Source passage.
Checkshirted wearing, waxed moustachioed hipsters, this game is for you.
I mean it’s for the rest of us as well, but especially the bearded no logo uniformers who dream of wielding an axe in the wilds. Mana Potion Studios have produced a fine little RTS, city builder, tower defense game to delight us.
Jaunty music, fishing for food, venison for the people, a proper medieval looking castle designed by you, siege engines, classic big marrow shaped club wielding trolls wearing nothing but slashed hulk shorts and Lumberjacks. Lumberjacks galore. I never wanted to be a barber anyway.
There’s a lot to love about Becastled, a wonderful game that is part city management, part RTS. It is like Total War for people who used to play Settlers on wet break in the science labs.
You’re A Lumberjack, Barry. You too, Harry.
You play the master of the Kingdom of the Sun. You guys rule the daylight and life is good.
The deer stroll nearby, the earth is luscious and your people are productive. You begin by placing your central hall or Castle Keep onto a chosen hex and found your settlement. Then you spawn some citizens willing to do your bidding and your first objective is to tell them to be lumberjacks, because almost all of the early currency is in wood. So, site yourself near some trees and get going.

Instruction A. Report how many lines of the records contain the string "Dawson".
The review above and the records that follow are unrelated material.

Data to use.
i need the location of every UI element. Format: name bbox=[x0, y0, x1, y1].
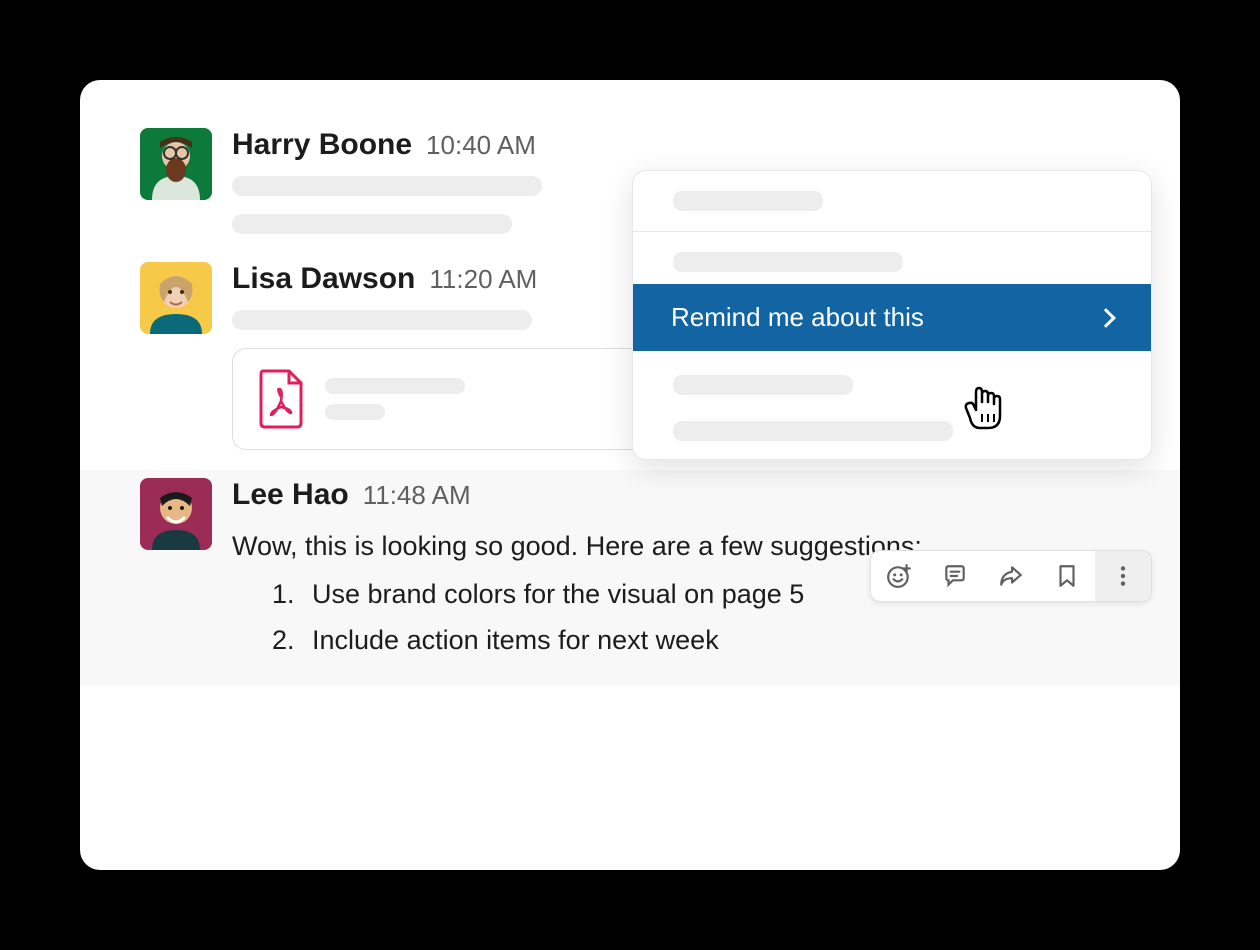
menu-placeholder[interactable] bbox=[673, 421, 953, 441]
avatar[interactable] bbox=[140, 128, 212, 200]
start-thread-button[interactable] bbox=[927, 551, 983, 601]
message-action-toolbar bbox=[870, 550, 1152, 602]
menu-placeholder[interactable] bbox=[673, 191, 823, 211]
chevron-right-icon bbox=[1096, 308, 1116, 328]
placeholder-line bbox=[232, 214, 512, 234]
thread-icon bbox=[942, 563, 968, 589]
pdf-icon bbox=[257, 369, 305, 429]
menu-placeholder[interactable] bbox=[673, 375, 853, 395]
bookmark-icon bbox=[1054, 563, 1080, 589]
list-item: Include action items for next week bbox=[302, 620, 1120, 662]
add-reaction-icon bbox=[886, 563, 912, 589]
menu-item-label: Remind me about this bbox=[671, 302, 924, 333]
sender-name[interactable]: Lisa Dawson bbox=[232, 262, 415, 296]
message-context-menu: Remind me about this bbox=[632, 170, 1152, 460]
share-message-button[interactable] bbox=[983, 551, 1039, 601]
message-timestamp: 11:20 AM bbox=[429, 264, 537, 295]
more-actions-icon bbox=[1110, 563, 1136, 589]
share-icon bbox=[998, 563, 1024, 589]
message-timestamp: 10:40 AM bbox=[426, 130, 536, 161]
bookmark-button[interactable] bbox=[1039, 551, 1095, 601]
avatar[interactable] bbox=[140, 262, 212, 334]
menu-placeholder[interactable] bbox=[673, 252, 903, 272]
sender-name[interactable]: Harry Boone bbox=[232, 128, 412, 162]
attachment-meta bbox=[325, 378, 465, 420]
menu-item-remind-me[interactable]: Remind me about this bbox=[633, 284, 1151, 351]
sender-name[interactable]: Lee Hao bbox=[232, 478, 349, 512]
more-actions-button[interactable] bbox=[1095, 551, 1151, 601]
placeholder-line bbox=[232, 310, 532, 330]
avatar[interactable] bbox=[140, 478, 212, 550]
placeholder-line bbox=[232, 176, 542, 196]
message-timestamp: 11:48 AM bbox=[363, 480, 471, 511]
chat-window: Harry Boone 10:40 AM Lisa Dawson 11:20 A… bbox=[80, 80, 1180, 870]
add-reaction-button[interactable] bbox=[871, 551, 927, 601]
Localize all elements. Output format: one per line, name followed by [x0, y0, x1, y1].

Instruction B. According to the game review, what is almost all of the early currency in Becastled?

Expected output A. 2

Expected output B. Wood.